• _Work required_: Return the entries below in their exact form, leaving the pictures out.

+---+

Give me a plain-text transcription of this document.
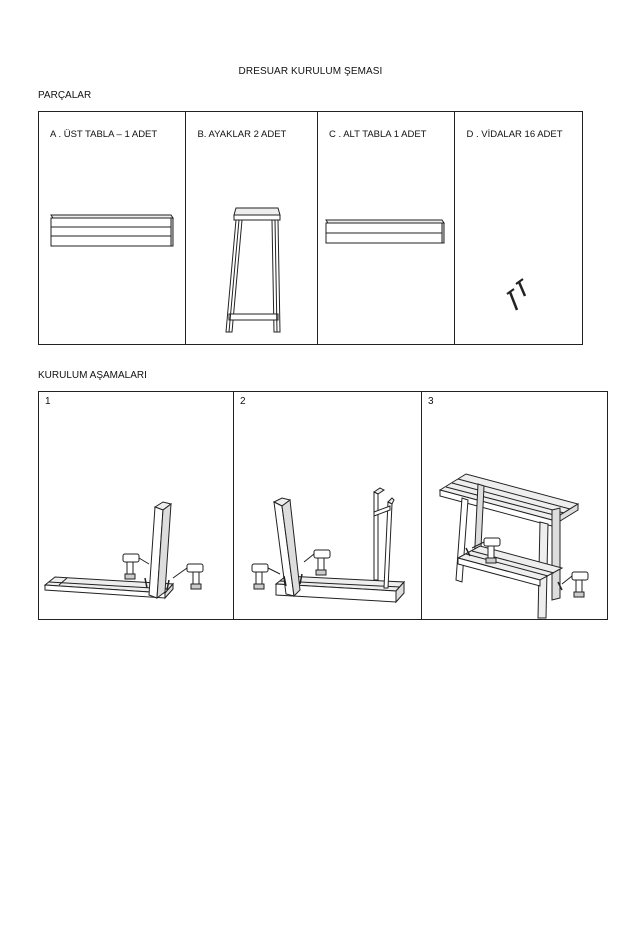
DRESUAR KURULUM ŞEMASI
PARÇALAR
A . ÜST TABLA – 1 ADET	B. AYAKLAR 2 ADET	C . ALT TABLA 1 ADET	D . VİDALAR 16 ADET
KURULUM AŞAMALARI
1	2	3
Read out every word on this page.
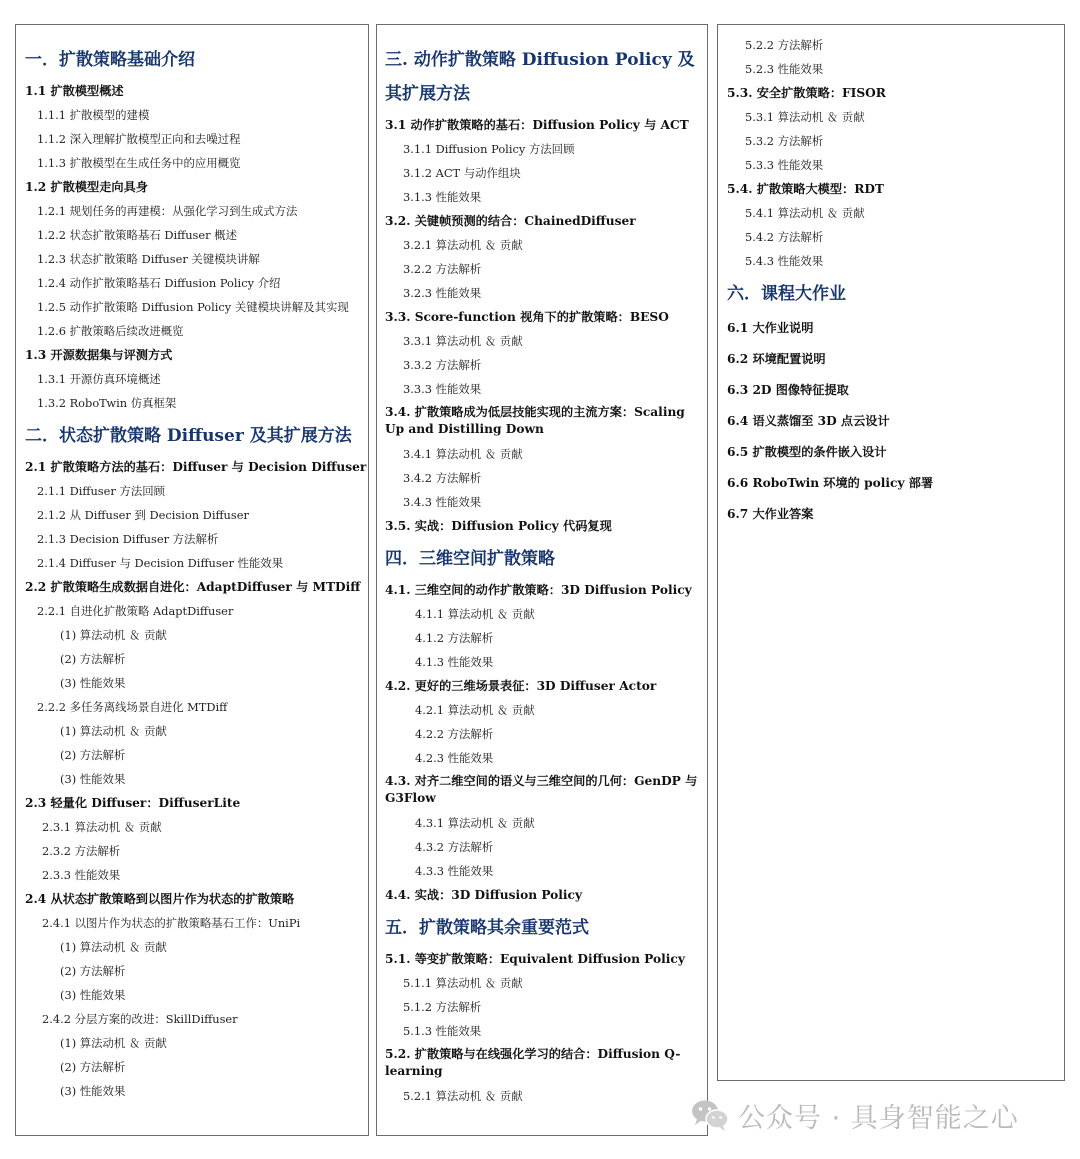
一．扩散策略基础介绍
1.1 扩散模型概述
1.1.1 扩散模型的建模
1.1.2 深入理解扩散模型正向和去噪过程
1.1.3 扩散模型在生成任务中的应用概览
1.2 扩散模型走向具身
1.2.1 规划任务的再建模：从强化学习到生成式方法
1.2.2 状态扩散策略基石 Diffuser 概述
1.2.3 状态扩散策略 Diffuser 关键模块讲解
1.2.4 动作扩散策略基石 Diffusion Policy 介绍
1.2.5 动作扩散策略 Diffusion Policy 关键模块讲解及其实现
1.2.6 扩散策略后续改进概览
1.3 开源数据集与评测方式
1.3.1 开源仿真环境概述
1.3.2 RoboTwin 仿真框架
二．状态扩散策略 Diffuser 及其扩展方法
2.1 扩散策略方法的基石：Diffuser 与 Decision Diffuser
2.1.1 Diffuser 方法回顾
2.1.2 从 Diffuser 到 Decision Diffuser
2.1.3 Decision Diffuser 方法解析
2.1.4 Diffuser 与 Decision Diffuser 性能效果
2.2 扩散策略生成数据自进化：AdaptDiffuser 与 MTDiff
2.2.1 自进化扩散策略 AdaptDiffuser
(1) 算法动机 ＆ 贡献
(2) 方法解析
(3) 性能效果
2.2.2 多任务离线场景自进化 MTDiff
(1) 算法动机 ＆ 贡献
(2) 方法解析
(3) 性能效果
2.3 轻量化 Diffuser：DiffuserLite
2.3.1 算法动机 ＆ 贡献
2.3.2 方法解析
2.3.3 性能效果
2.4 从状态扩散策略到以图片作为状态的扩散策略
2.4.1 以图片作为状态的扩散策略基石工作：UniPi
(1) 算法动机 ＆ 贡献
(2) 方法解析
(3) 性能效果
2.4.2 分层方案的改进：SkillDiffuser
(1) 算法动机 ＆ 贡献
(2) 方法解析
(3) 性能效果
三. 动作扩散策略 Diffusion Policy 及其扩展方法
3.1 动作扩散策略的基石：Diffusion Policy 与 ACT
3.1.1 Diffusion Policy 方法回顾
3.1.2 ACT 与动作组块
3.1.3 性能效果
3.2. 关键帧预测的结合：ChainedDiffuser
3.2.1 算法动机 ＆ 贡献
3.2.2 方法解析
3.2.3 性能效果
3.3. Score-function 视角下的扩散策略：BESO
3.3.1 算法动机 ＆ 贡献
3.3.2 方法解析
3.3.3 性能效果
3.4. 扩散策略成为低层技能实现的主流方案：Scaling Up and Distilling Down
3.4.1 算法动机 ＆ 贡献
3.4.2 方法解析
3.4.3 性能效果
3.5. 实战：Diffusion Policy 代码复现
四．三维空间扩散策略
4.1. 三维空间的动作扩散策略：3D Diffusion Policy
4.1.1 算法动机 ＆ 贡献
4.1.2 方法解析
4.1.3 性能效果
4.2. 更好的三维场景表征：3D Diffuser Actor
4.2.1 算法动机 ＆ 贡献
4.2.2 方法解析
4.2.3 性能效果
4.3. 对齐二维空间的语义与三维空间的几何：GenDP 与 G3Flow
4.3.1 算法动机 ＆ 贡献
4.3.2 方法解析
4.3.3 性能效果
4.4. 实战：3D Diffusion Policy
五．扩散策略其余重要范式
5.1. 等变扩散策略：Equivalent Diffusion Policy
5.1.1 算法动机 ＆ 贡献
5.1.2 方法解析
5.1.3 性能效果
5.2. 扩散策略与在线强化学习的结合：Diffusion Q-learning
5.2.1 算法动机 ＆ 贡献
5.2.2 方法解析
5.2.3 性能效果
5.3. 安全扩散策略：FISOR
5.3.1 算法动机 ＆ 贡献
5.3.2 方法解析
5.3.3 性能效果
5.4. 扩散策略大模型：RDT
5.4.1 算法动机 ＆ 贡献
5.4.2 方法解析
5.4.3 性能效果
六．课程大作业
6.1 大作业说明
6.2 环境配置说明
6.3 2D 图像特征提取
6.4 语义蒸馏至 3D 点云设计
6.5 扩散模型的条件嵌入设计
6.6 RoboTwin 环境的 policy 部署
6.7 大作业答案
公众号 · 具身智能之心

+---+

• _Exercise output_:
Give me a plain-text transcription of this document.
DRESUAR KURULUM ŞEMASI
PARÇALAR
A . ÜST TABLA – 1 ADET	B. AYAKLAR 2 ADET	C . ALT TABLA 1 ADET	D . VİDALAR 16 ADET
KURULUM AŞAMALARI
1	2	3
Read out every word on this page.
一．扩散策略基础介绍
1.1 扩散模型概述
1.1.1 扩散模型的建模
1.1.2 深入理解扩散模型正向和去噪过程
1.1.3 扩散模型在生成任务中的应用概览
1.2 扩散模型走向具身
1.2.1 规划任务的再建模：从强化学习到生成式方法
1.2.2 状态扩散策略基石 Diffuser 概述
1.2.3 状态扩散策略 Diffuser 关键模块讲解
1.2.4 动作扩散策略基石 Diffusion Policy 介绍
1.2.5 动作扩散策略 Diffusion Policy 关键模块讲解及其实现
1.2.6 扩散策略后续改进概览
1.3 开源数据集与评测方式
1.3.1 开源仿真环境概述
1.3.2 RoboTwin 仿真框架
二．状态扩散策略 Diffuser 及其扩展方法
2.1 扩散策略方法的基石：Diffuser 与 Decision Diffuser
2.1.1 Diffuser 方法回顾
2.1.2 从 Diffuser 到 Decision Diffuser
2.1.3 Decision Diffuser 方法解析
2.1.4 Diffuser 与 Decision Diffuser 性能效果
2.2 扩散策略生成数据自进化：AdaptDiffuser 与 MTDiff
2.2.1 自进化扩散策略 AdaptDiffuser
(1) 算法动机 ＆ 贡献
(2) 方法解析
(3) 性能效果
2.2.2 多任务离线场景自进化 MTDiff
(1) 算法动机 ＆ 贡献
(2) 方法解析
(3) 性能效果
2.3 轻量化 Diffuser：DiffuserLite
2.3.1 算法动机 ＆ 贡献
2.3.2 方法解析
2.3.3 性能效果
2.4 从状态扩散策略到以图片作为状态的扩散策略
2.4.1 以图片作为状态的扩散策略基石工作：UniPi
(1) 算法动机 ＆ 贡献
(2) 方法解析
(3) 性能效果
2.4.2 分层方案的改进：SkillDiffuser
(1) 算法动机 ＆ 贡献
(2) 方法解析
(3) 性能效果
三. 动作扩散策略 Diffusion Policy 及其扩展方法
3.1 动作扩散策略的基石：Diffusion Policy 与 ACT
3.1.1 Diffusion Policy 方法回顾
3.1.2 ACT 与动作组块
3.1.3 性能效果
3.2. 关键帧预测的结合：ChainedDiffuser
3.2.1 算法动机 ＆ 贡献
3.2.2 方法解析
3.2.3 性能效果
3.3. Score-function 视角下的扩散策略：BESO
3.3.1 算法动机 ＆ 贡献
3.3.2 方法解析
3.3.3 性能效果
3.4. 扩散策略成为低层技能实现的主流方案：Scaling Up and Distilling Down
3.4.1 算法动机 ＆ 贡献
3.4.2 方法解析
3.4.3 性能效果
3.5. 实战：Diffusion Policy 代码复现
四．三维空间扩散策略
4.1. 三维空间的动作扩散策略：3D Diffusion Policy
4.1.1 算法动机 ＆ 贡献
4.1.2 方法解析
4.1.3 性能效果
4.2. 更好的三维场景表征：3D Diffuser Actor
4.2.1 算法动机 ＆ 贡献
4.2.2 方法解析
4.2.3 性能效果
4.3. 对齐二维空间的语义与三维空间的几何：GenDP 与 G3Flow
4.3.1 算法动机 ＆ 贡献
4.3.2 方法解析
4.3.3 性能效果
4.4. 实战：3D Diffusion Policy
五．扩散策略其余重要范式
5.1. 等变扩散策略：Equivalent Diffusion Policy
5.1.1 算法动机 ＆ 贡献
5.1.2 方法解析
5.1.3 性能效果
5.2. 扩散策略与在线强化学习的结合：Diffusion Q-learning
5.2.1 算法动机 ＆ 贡献
5.2.2 方法解析
5.2.3 性能效果
5.3. 安全扩散策略：FISOR
5.3.1 算法动机 ＆ 贡献
5.3.2 方法解析
5.3.3 性能效果
5.4. 扩散策略大模型：RDT
5.4.1 算法动机 ＆ 贡献
5.4.2 方法解析
5.4.3 性能效果
六．课程大作业
6.1 大作业说明
6.2 环境配置说明
6.3 2D 图像特征提取
6.4 语义蒸馏至 3D 点云设计
6.5 扩散模型的条件嵌入设计
6.6 RoboTwin 环境的 policy 部署
6.7 大作业答案
公众号 · 具身智能之心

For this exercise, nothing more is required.